• _Information shown_
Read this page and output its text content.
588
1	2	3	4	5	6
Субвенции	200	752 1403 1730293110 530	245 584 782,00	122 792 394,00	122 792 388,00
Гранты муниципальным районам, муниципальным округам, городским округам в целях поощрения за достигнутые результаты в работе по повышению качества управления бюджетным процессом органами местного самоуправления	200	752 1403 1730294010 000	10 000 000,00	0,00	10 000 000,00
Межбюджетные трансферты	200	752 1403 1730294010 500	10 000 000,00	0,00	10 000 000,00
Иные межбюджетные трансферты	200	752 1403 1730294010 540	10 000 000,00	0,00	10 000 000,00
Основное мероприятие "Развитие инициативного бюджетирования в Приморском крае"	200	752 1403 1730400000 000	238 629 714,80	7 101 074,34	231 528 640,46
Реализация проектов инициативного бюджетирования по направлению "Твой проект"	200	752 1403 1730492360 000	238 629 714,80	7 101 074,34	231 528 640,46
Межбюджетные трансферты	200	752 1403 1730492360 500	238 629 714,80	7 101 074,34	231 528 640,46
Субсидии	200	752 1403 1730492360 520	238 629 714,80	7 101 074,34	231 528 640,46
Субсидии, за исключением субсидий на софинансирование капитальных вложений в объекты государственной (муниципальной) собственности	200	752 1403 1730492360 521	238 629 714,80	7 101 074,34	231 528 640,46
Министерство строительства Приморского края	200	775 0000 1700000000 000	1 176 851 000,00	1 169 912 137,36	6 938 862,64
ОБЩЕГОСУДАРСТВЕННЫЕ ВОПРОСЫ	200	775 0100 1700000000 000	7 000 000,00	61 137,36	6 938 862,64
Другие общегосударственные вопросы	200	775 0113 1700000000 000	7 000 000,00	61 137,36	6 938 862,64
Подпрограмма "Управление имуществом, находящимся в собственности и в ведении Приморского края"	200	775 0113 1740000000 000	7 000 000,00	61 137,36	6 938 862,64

• _What the exercise asks_
Go through the lines above. Select every one that has the string "инициативного".

• _Solution to this exercise_
Основное мероприятие "Развитие инициативного бюджетирования в Приморском крае"	200	752 1403 1730400000 000	238 629 714,80	7 101 074,34	231 528 640,46
Реализация проектов инициативного бюджетирования по направлению "Твой проект"	200	752 1403 1730492360 000	238 629 714,80	7 101 074,34	231 528 640,46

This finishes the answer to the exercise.